▶ Exercise details
Track down each line that has the word "Herbert" and copy it.

▶ Listing
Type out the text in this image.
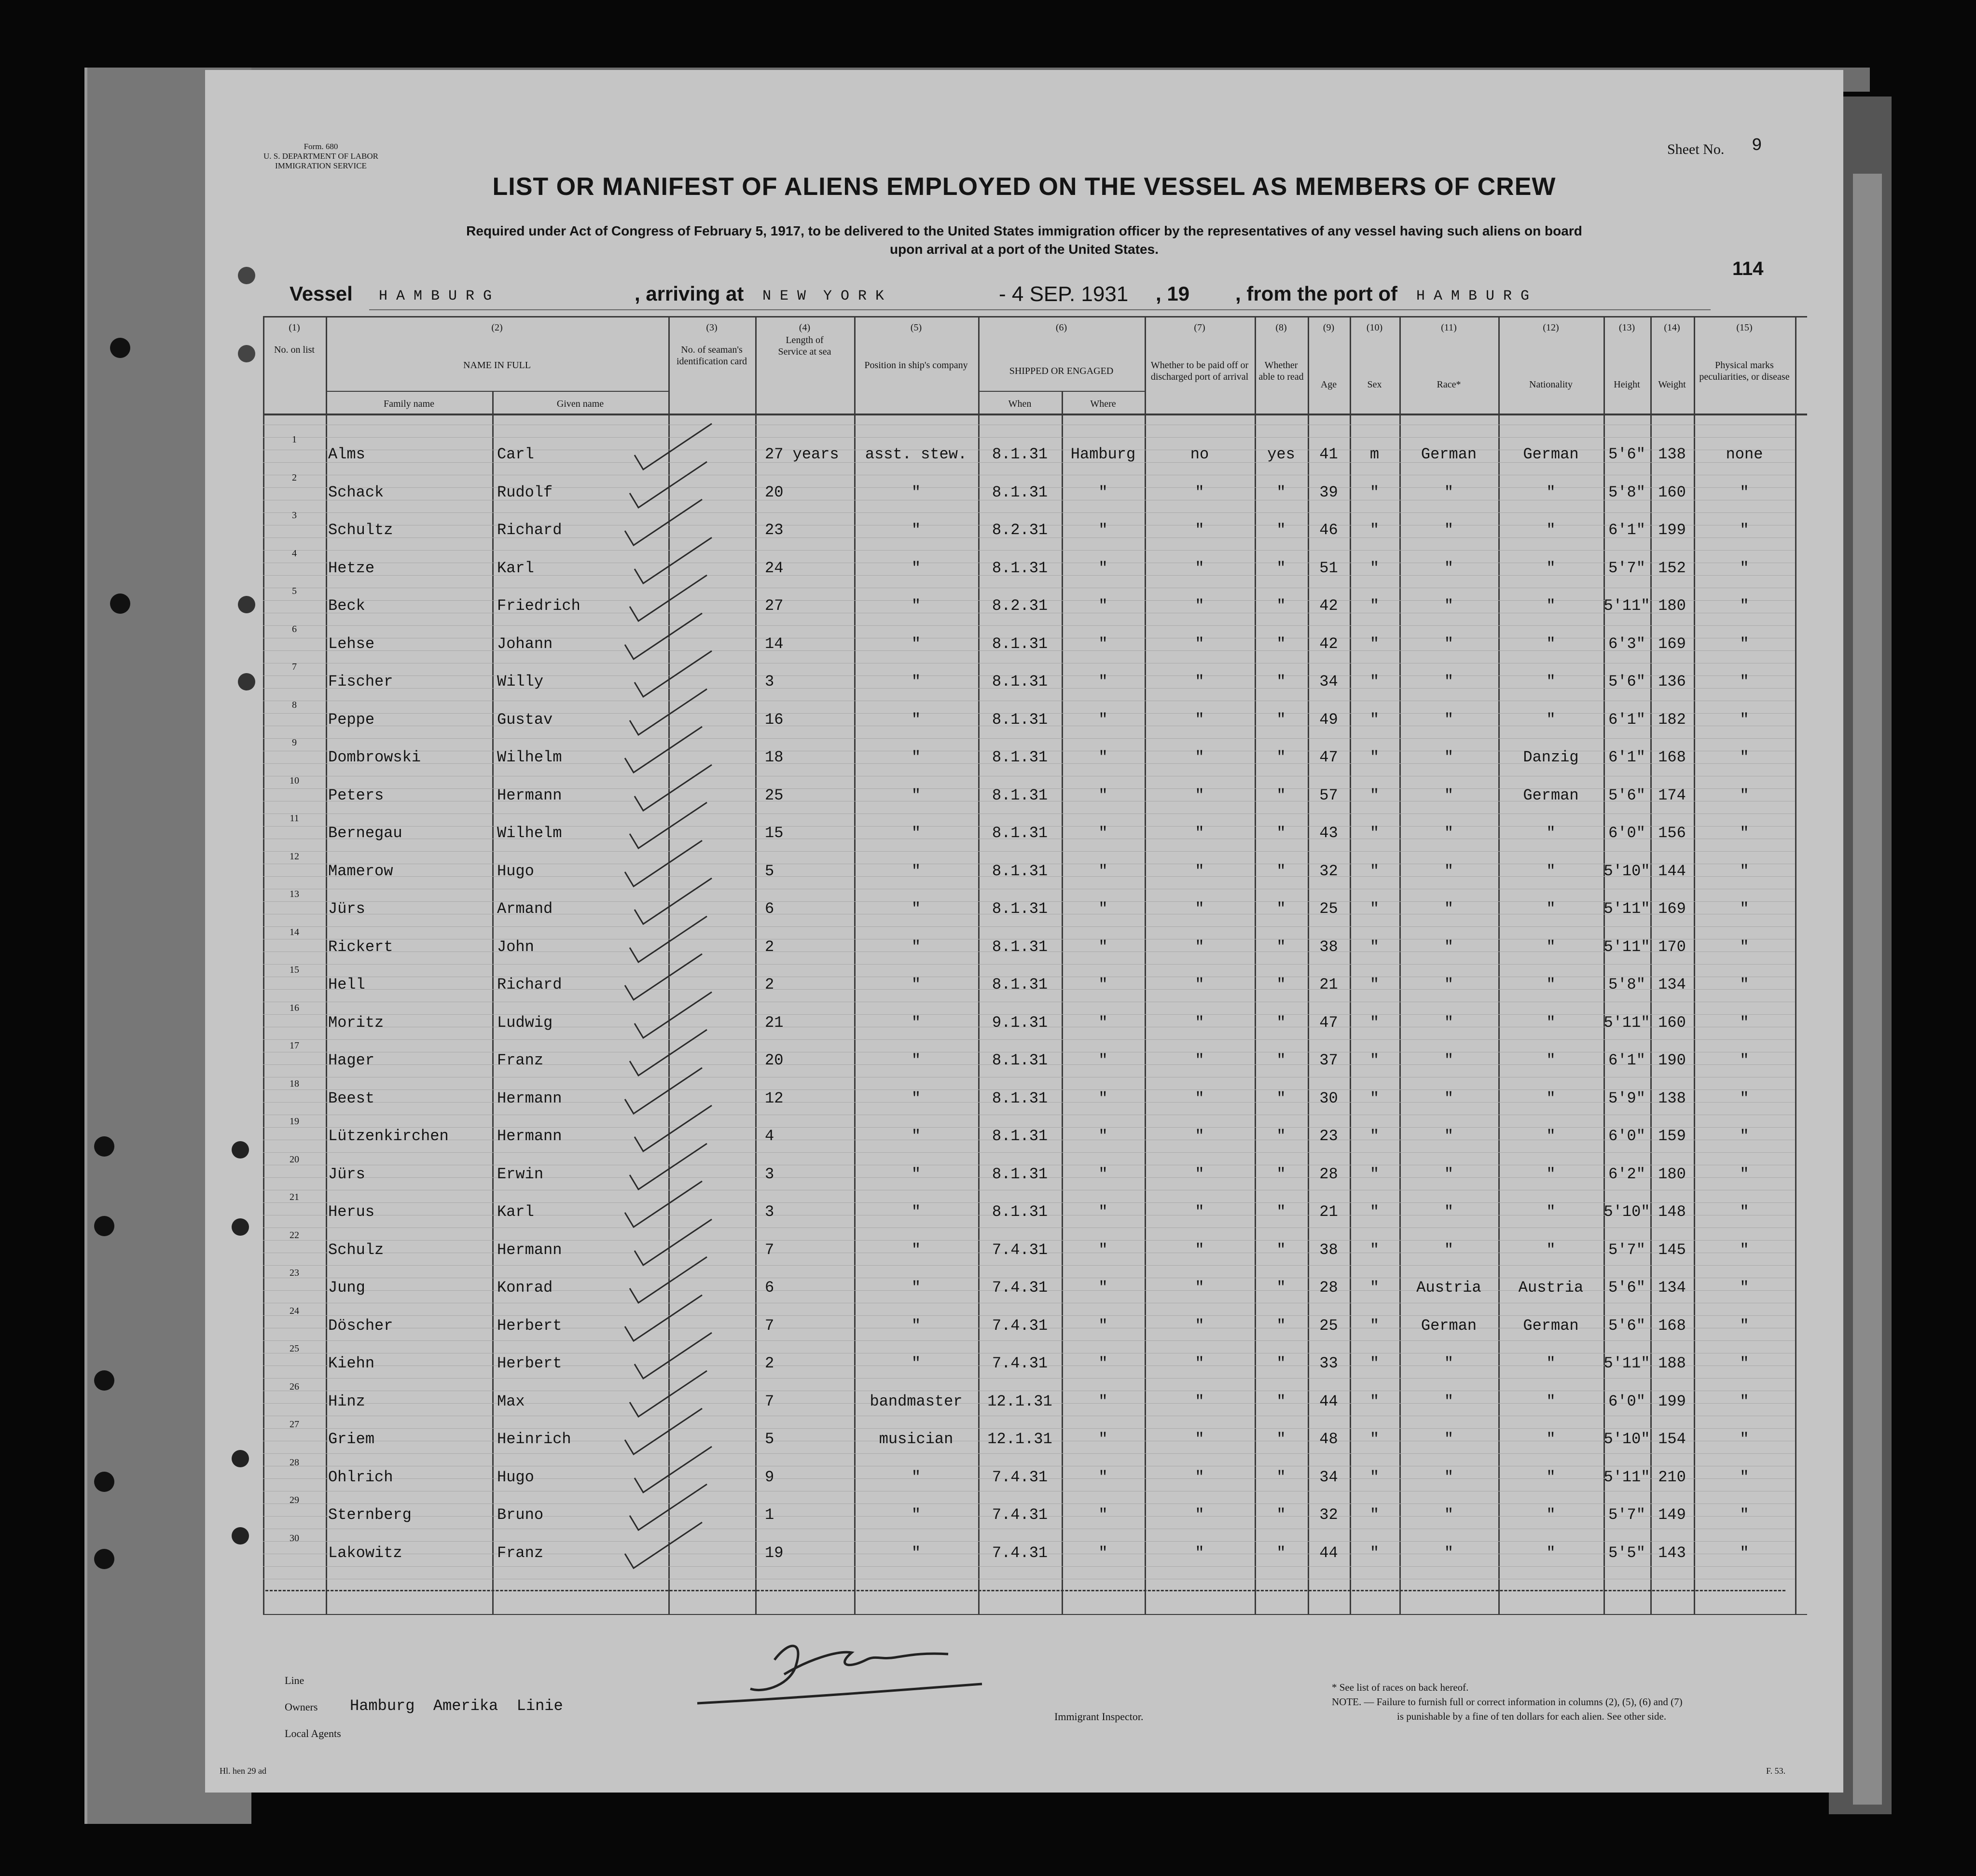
Form. 680
U. S. DEPARTMENT OF LABOR
IMMIGRATION SERVICE
Sheet No. 9
LIST OR MANIFEST OF ALIENS EMPLOYED ON THE VESSEL AS MEMBERS OF CREW
Required under Act of Congress of February 5, 1917, to be delivered to the United States immigration officer by the representatives of any vessel having such aliens on board
upon arrival at a port of the United States.
114
Vessel H A M B U R G	, arriving at N E W  Y O R K	- 4 SEP. 1931 , 19 , from the port of H A M B U R G
(1)
No. on list
(2)
NAME IN FULL
Family name	Given name
(3)
No. of seaman's identification card
(4)
Length of Service at sea
(5)
Position in ship's company
(6)
SHIPPED OR ENGAGED
When	Where
(7)
Whether to be paid off or discharged port of arrival
(8)
Whether able to read
(9)
Age
(10)
Sex
(11)
Race*
(12)
Nationality
(13)
Height
(14)
Weight
(15)
Physical marks peculiarities, or disease
1
Alms	Carl	27 years	asst. stew.	8.1.31	Hamburg	no	yes	41	m	German	German	5'6" 138	none
2
Schack	Rudolf	20	"	8.1.31	"	"	"	39	"	"	"	5'8" 160	"
3
Schultz	Richard	23	"	8.2.31	"	"	"	46	"	"	"	6'1" 199	"
4
Hetze	Karl	24	"	8.1.31	"	"	"	51	"	"	"	5'7" 152	"
5
Beck	Friedrich	27	"	8.2.31	"	"	"	42	"	"	"	5'11" 180	"
6
Lehse	Johann	14	"	8.1.31	"	"	"	42	"	"	"	6'3" 169	"
7
Fischer	Willy	3	"	8.1.31	"	"	"	34	"	"	"	5'6" 136	"
8
Peppe	Gustav	16	"	8.1.31	"	"	"	49	"	"	"	6'1" 182	"
9
Dombrowski	Wilhelm	18	"	8.1.31	"	"	"	47	"	"	Danzig	6'1" 168	"
10
Peters	Hermann	25	"	8.1.31	"	"	"	57	"	"	German	5'6" 174	"
11
Bernegau	Wilhelm	15	"	8.1.31	"	"	"	43	"	"	"	6'0" 156	"
12
Mamerow	Hugo	5	"	8.1.31	"	"	"	32	"	"	"	5'10" 144	"
13
Jürs	Armand	6	"	8.1.31	"	"	"	25	"	"	"	5'11" 169	"
14
Rickert	John	2	"	8.1.31	"	"	"	38	"	"	"	5'11" 170	"
15
Hell	Richard	2	"	8.1.31	"	"	"	21	"	"	"	5'8" 134	"
16
Moritz	Ludwig	21	"	9.1.31	"	"	"	47	"	"	"	5'11" 160	"
17
Hager	Franz	20	"	8.1.31	"	"	"	37	"	"	"	6'1" 190	"
18
Beest	Hermann	12	"	8.1.31	"	"	"	30	"	"	"	5'9" 138	"
19
Lützenkirchen	Hermann	4	"	8.1.31	"	"	"	23	"	"	"	6'0" 159	"
20
Jürs	Erwin	3	"	8.1.31	"	"	"	28	"	"	"	6'2" 180	"
21
Herus	Karl	3	"	8.1.31	"	"	"	21	"	"	"	5'10" 148	"
22
Schulz	Hermann	7	"	7.4.31	"	"	"	38	"	"	"	5'7" 145	"
23
Jung	Konrad	6	"	7.4.31	"	"	"	28	"	Austria	Austria	5'6" 134	"
24
Döscher	Herbert	7	"	7.4.31	"	"	"	25	"	German	German	5'6" 168	"
25
Kiehn	Herbert	2	"	7.4.31	"	"	"	33	"	"	"	5'11" 188	"
26
Hinz	Max	7	bandmaster	12.1.31	"	"	"	44	"	"	"	6'0" 199	"
27
Griem	Heinrich	5	musician	12.1.31	"	"	"	48	"	"	"	5'10" 154	"
28
Ohlrich	Hugo	9	"	7.4.31	"	"	"	34	"	"	"	5'11" 210	"
29
Sternberg	Bruno	1	"	7.4.31	"	"	"	32	"	"	"	5'7" 149	"
30
Lakowitz	Franz	19	"	7.4.31	"	"	"	44	"	"	"	5'5" 143	"
Line
Owners Hamburg  Amerika  Linie
Local Agents
Immigrant Inspector.
* See list of races on back hereof.
NOTE. — Failure to furnish full or correct information in columns (2), (5), (6) and (7)
is punishable by a fine of ten dollars for each alien. See other side.
Hl. hen 29 ad	F. 53.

▶ Solution to the exercise
Döscher	Herbert	7	"	7.4.31	"	"	"	25	"	German	German	5'6" 168	"
Kiehn	Herbert	2	"	7.4.31	"	"	"	33	"	"	"	5'11" 188	"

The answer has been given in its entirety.